What you need to do:
Please pull out every line that includes the string "price".

Exercise materials:

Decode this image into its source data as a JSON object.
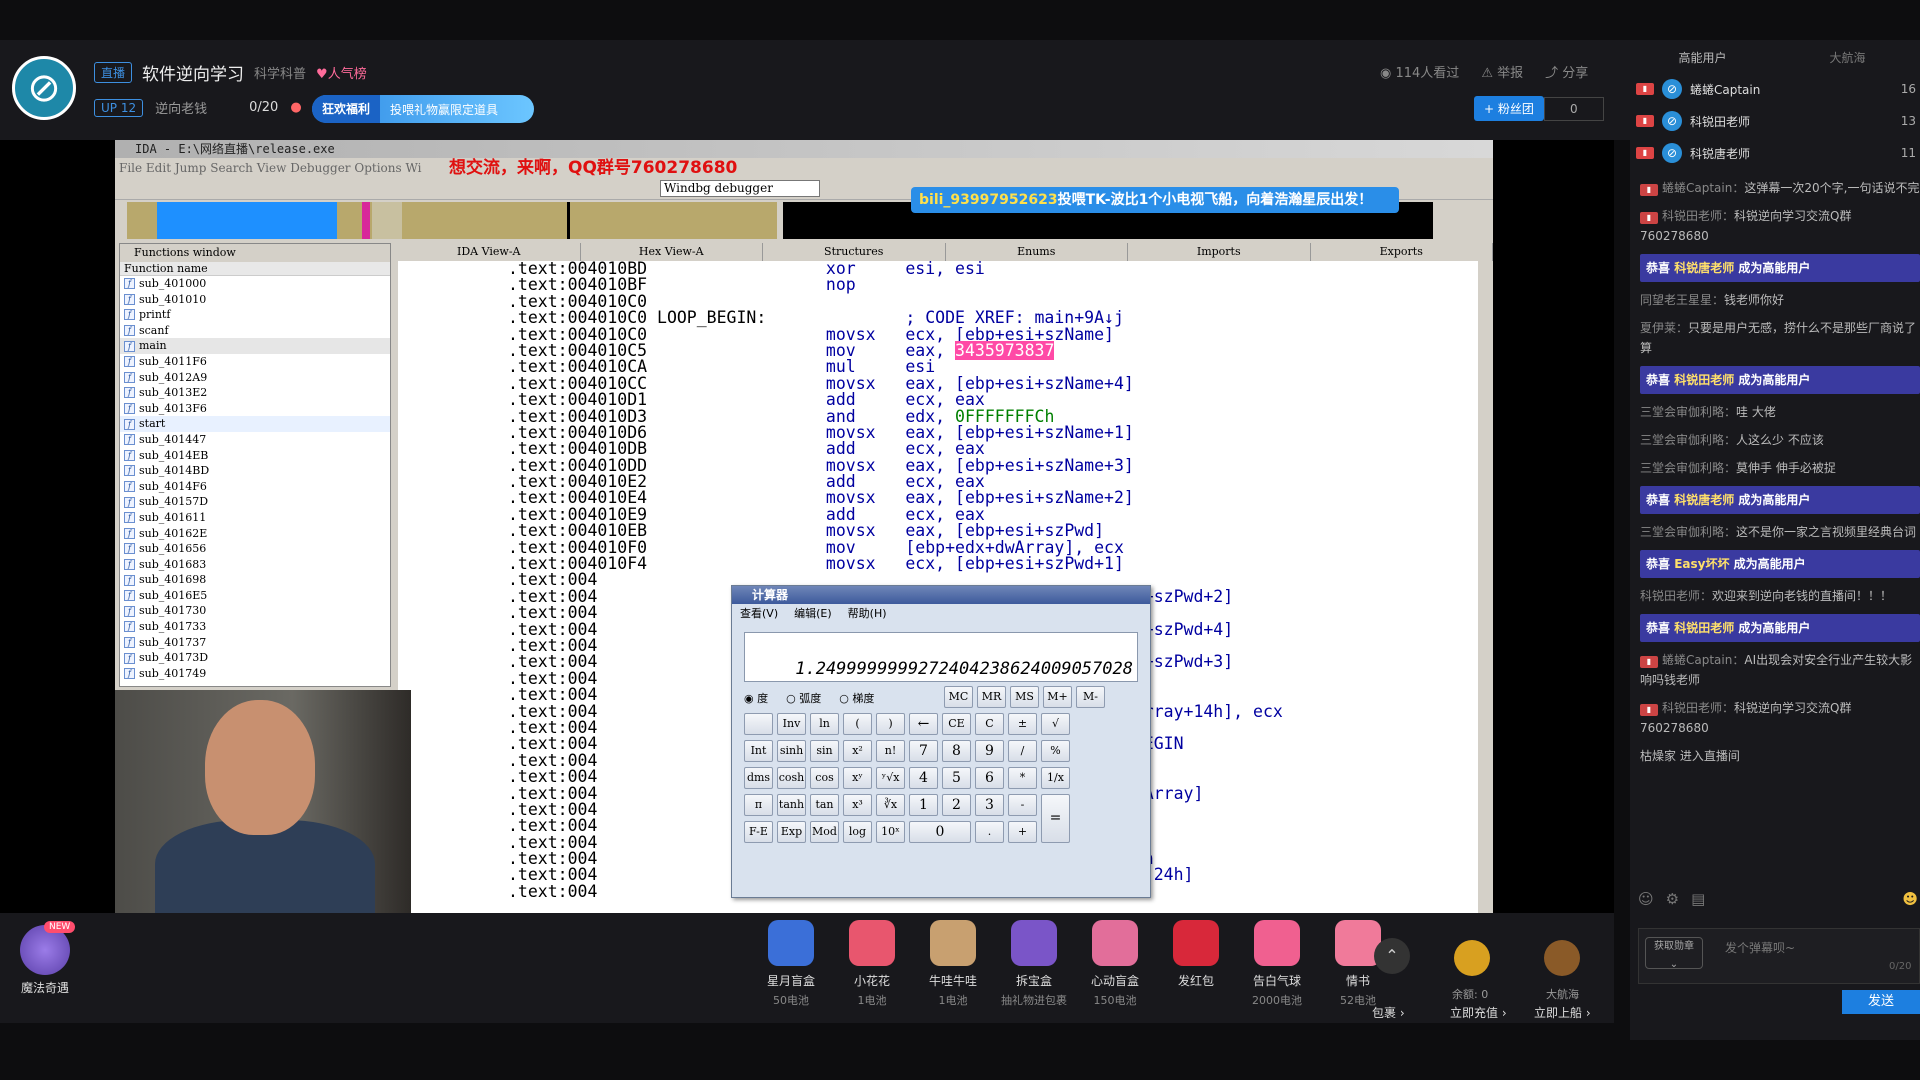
{
  "header": {
    "live_tag": "直播",
    "room_title": "软件逆向学习",
    "category": "科学科普",
    "hot_label": "人气榜",
    "up_level": "UP 12",
    "streamer": "逆向老钱",
    "progress": "0/20",
    "gift_promo": "狂欢福利",
    "gift_promo_sub": "投喂礼物赢限定道具",
    "viewers": "114人看过",
    "report": "举报",
    "share": "分享",
    "fan_button": "+ 粉丝团",
    "fan_count": "0"
  },
  "ida": {
    "title": "IDA - E:\\网络直播\\release.exe",
    "menu": "File Edit Jump Search View Debugger Options Wi",
    "overlay_text": "想交流，来啊，QQ群号760278680",
    "debugger": "Windbg debugger",
    "toast_user": "bili_93997952623",
    "toast_text": "投喂TK-波比1个小电视飞船，向着浩瀚星辰出发！",
    "func_window": "Functions window",
    "func_col": "Function name",
    "functions": [
      "sub_401000",
      "sub_401010",
      "printf",
      "scanf",
      "main",
      "sub_4011F6",
      "sub_4012A9",
      "sub_4013E2",
      "sub_4013F6",
      "start",
      "sub_401447",
      "sub_4014EB",
      "sub_4014BD",
      "sub_4014F6",
      "sub_40157D",
      "sub_401611",
      "sub_40162E",
      "sub_401656",
      "sub_401683",
      "sub_401698",
      "sub_4016E5",
      "sub_401730",
      "sub_401733",
      "sub_401737",
      "sub_40173D",
      "sub_401749"
    ],
    "tabs": [
      "IDA View-A",
      "Hex View-A",
      "Structures",
      "Enums",
      "Imports",
      "Exports"
    ],
    "code": [
      {
        "a": ".text:004010BD",
        "m": "xor",
        "o": "esi, esi"
      },
      {
        "a": ".text:004010BF",
        "m": "nop",
        "o": ""
      },
      {
        "a": ".text:004010C0",
        "m": "",
        "o": ""
      },
      {
        "a": ".text:004010C0 LOOP_BEGIN:",
        "m": "",
        "o": "",
        "c": "; CODE XREF: main+9A↓j"
      },
      {
        "a": ".text:004010C0",
        "m": "movsx",
        "o": "ecx, [ebp+esi+szName]"
      },
      {
        "a": ".text:004010C5",
        "m": "mov",
        "o": "eax, ",
        "h": "3435973837"
      },
      {
        "a": ".text:004010CA",
        "m": "mul",
        "o": "esi"
      },
      {
        "a": ".text:004010CC",
        "m": "movsx",
        "o": "eax, [ebp+esi+szName+4]"
      },
      {
        "a": ".text:004010D1",
        "m": "add",
        "o": "ecx, eax"
      },
      {
        "a": ".text:004010D3",
        "m": "and",
        "o": "edx, ",
        "g": "0FFFFFFFCh"
      },
      {
        "a": ".text:004010D6",
        "m": "movsx",
        "o": "eax, [ebp+esi+szName+1]"
      },
      {
        "a": ".text:004010DB",
        "m": "add",
        "o": "ecx, eax"
      },
      {
        "a": ".text:004010DD",
        "m": "movsx",
        "o": "eax, [ebp+esi+szName+3]"
      },
      {
        "a": ".text:004010E2",
        "m": "add",
        "o": "ecx, eax"
      },
      {
        "a": ".text:004010E4",
        "m": "movsx",
        "o": "eax, [ebp+esi+szName+2]"
      },
      {
        "a": ".text:004010E9",
        "m": "add",
        "o": "ecx, eax"
      },
      {
        "a": ".text:004010EB",
        "m": "movsx",
        "o": "eax, [ebp+esi+szPwd]"
      },
      {
        "a": ".text:004010F0",
        "m": "mov",
        "o": "[ebp+edx+dwArray], ecx"
      },
      {
        "a": ".text:004010F4",
        "m": "movsx",
        "o": "ecx, [ebp+esi+szPwd+1]"
      },
      {
        "a": ".text:004",
        "m": "",
        "o": ""
      },
      {
        "a": ".text:004",
        "m": "",
        "o": "                    +szPwd+2]"
      },
      {
        "a": ".text:004",
        "m": "",
        "o": ""
      },
      {
        "a": ".text:004",
        "m": "",
        "o": "                    +szPwd+4]"
      },
      {
        "a": ".text:004",
        "m": "",
        "o": ""
      },
      {
        "a": ".text:004",
        "m": "",
        "o": "                    +szPwd+3]"
      },
      {
        "a": ".text:004",
        "m": "",
        "o": ""
      },
      {
        "a": ".text:004",
        "m": "",
        "o": ""
      },
      {
        "a": ".text:004",
        "m": "",
        "o": "                    rray+14h], ecx"
      },
      {
        "a": ".text:004",
        "m": "",
        "o": ""
      },
      {
        "a": ".text:004",
        "m": "",
        "o": "                    EGIN"
      },
      {
        "a": ".text:004",
        "m": "",
        "o": ""
      },
      {
        "a": ".text:004",
        "m": "",
        "o": ""
      },
      {
        "a": ".text:004",
        "m": "",
        "o": "                    Array]"
      },
      {
        "a": ".text:004",
        "m": "",
        "o": ""
      },
      {
        "a": ".text:004",
        "m": "",
        "o": ""
      },
      {
        "a": ".text:004",
        "m": "",
        "o": "                    ]"
      },
      {
        "a": ".text:004",
        "m": "",
        "o": "                    h"
      },
      {
        "a": ".text:004",
        "m": "",
        "o": "                    -24h]"
      },
      {
        "a": ".text:004",
        "m": "",
        "o": ""
      }
    ]
  },
  "calc": {
    "title": "计算器",
    "menu": [
      "查看(V)",
      "编辑(E)",
      "帮助(H)"
    ],
    "display": "1.2499999999272404238624009057028",
    "radios": [
      "度",
      "弧度",
      "梯度"
    ],
    "mem_keys": [
      "MC",
      "MR",
      "MS",
      "M+",
      "M-"
    ],
    "rows": [
      [
        "",
        "Inv",
        "ln",
        "(",
        ")",
        "←",
        "CE",
        "C",
        "±",
        "√"
      ],
      [
        "Int",
        "sinh",
        "sin",
        "x²",
        "n!",
        "7",
        "8",
        "9",
        "/",
        "%"
      ],
      [
        "dms",
        "cosh",
        "cos",
        "xʸ",
        "ʸ√x",
        "4",
        "5",
        "6",
        "*",
        "1/x"
      ],
      [
        "π",
        "tanh",
        "tan",
        "x³",
        "∛x",
        "1",
        "2",
        "3",
        "-",
        "="
      ],
      [
        "F-E",
        "Exp",
        "Mod",
        "log",
        "10ˣ",
        "0",
        ".",
        "+"
      ]
    ]
  },
  "right_panel": {
    "tab_high": "高能用户",
    "tab_nav": "大航海",
    "vips": [
      {
        "name": "蜷蜷Captain",
        "num": "16"
      },
      {
        "name": "科锐田老师",
        "num": "13"
      },
      {
        "name": "科锐唐老师",
        "num": "11"
      }
    ],
    "messages": [
      {
        "type": "u",
        "lv": true,
        "user": "蜷蜷Captain：",
        "text": "这弹幕一次20个字,一句话说不完"
      },
      {
        "type": "u",
        "lv": true,
        "user": "科锐田老师：",
        "text": "科锐逆向学习交流Q群760278680"
      },
      {
        "type": "s",
        "pre": "恭喜",
        "name": "科锐唐老师",
        "post": "成为高能用户"
      },
      {
        "type": "u",
        "lv": false,
        "user": "同望老王星星：",
        "text": "钱老师你好"
      },
      {
        "type": "u",
        "lv": false,
        "user": "夏伊莱：",
        "text": "只要是用户无感，捞什么不是那些厂商说了算"
      },
      {
        "type": "s",
        "pre": "恭喜",
        "name": "科锐田老师",
        "post": "成为高能用户"
      },
      {
        "type": "u",
        "lv": false,
        "user": "三堂会审伽利略：",
        "text": "哇 大佬"
      },
      {
        "type": "u",
        "lv": false,
        "user": "三堂会审伽利略：",
        "text": "人这么少 不应该"
      },
      {
        "type": "u",
        "lv": false,
        "user": "三堂会审伽利略：",
        "text": "莫伸手 伸手必被捉"
      },
      {
        "type": "s",
        "pre": "恭喜",
        "name": "科锐唐老师",
        "post": "成为高能用户"
      },
      {
        "type": "u",
        "lv": false,
        "user": "三堂会审伽利略：",
        "text": "这不是你一家之言视频里经典台词"
      },
      {
        "type": "s",
        "pre": "恭喜",
        "name": "Easy坏坏",
        "post": "成为高能用户"
      },
      {
        "type": "u",
        "lv": false,
        "user": "科锐田老师：",
        "text": "欢迎来到逆向老钱的直播间！！！"
      },
      {
        "type": "s",
        "pre": "恭喜",
        "name": "科锐田老师",
        "post": "成为高能用户"
      },
      {
        "type": "u",
        "lv": true,
        "user": "蜷蜷Captain：",
        "text": "AI出现会对安全行业产生较大影响吗钱老师"
      },
      {
        "type": "u",
        "lv": true,
        "user": "科锐田老师：",
        "text": "科锐逆向学习交流Q群760278680"
      },
      {
        "type": "u",
        "lv": false,
        "user": "",
        "text": "枯燥家 进入直播间"
      }
    ],
    "input_placeholder": "发个弹幕呗~",
    "input_count": "0/20",
    "badge_btn": "获取勋章",
    "send": "发送"
  },
  "gifts": {
    "magic": "魔法奇遇",
    "magic_new": "NEW",
    "items": [
      {
        "name": "星月盲盒",
        "price": "50电池",
        "color": "#3b6fd8"
      },
      {
        "name": "小花花",
        "price": "1电池",
        "color": "#e8566e"
      },
      {
        "name": "牛哇牛哇",
        "price": "1电池",
        "color": "#c8a070"
      },
      {
        "name": "拆宝盒",
        "price": "抽礼物进包裹",
        "color": "#7a55c8"
      },
      {
        "name": "心动盲盒",
        "price": "150电池",
        "color": "#e26e9a"
      },
      {
        "name": "发红包",
        "price": "",
        "color": "#d8283a"
      },
      {
        "name": "告白气球",
        "price": "2000电池",
        "color": "#f06090"
      },
      {
        "name": "情书",
        "price": "52电池",
        "color": "#f07a9a"
      }
    ],
    "bag": "包裹",
    "balance": "余额: 0",
    "recharge": "立即充值",
    "navigation": "大航海",
    "board": "立即上船"
  }
}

Exercise result:
        "price": "50电池",
        "price": "1电池",
        "price": "1电池",
        "price": "抽礼物进包裹",
        "price": "150电池",
        "price": "",
        "price": "2000电池",
        "price": "52电池",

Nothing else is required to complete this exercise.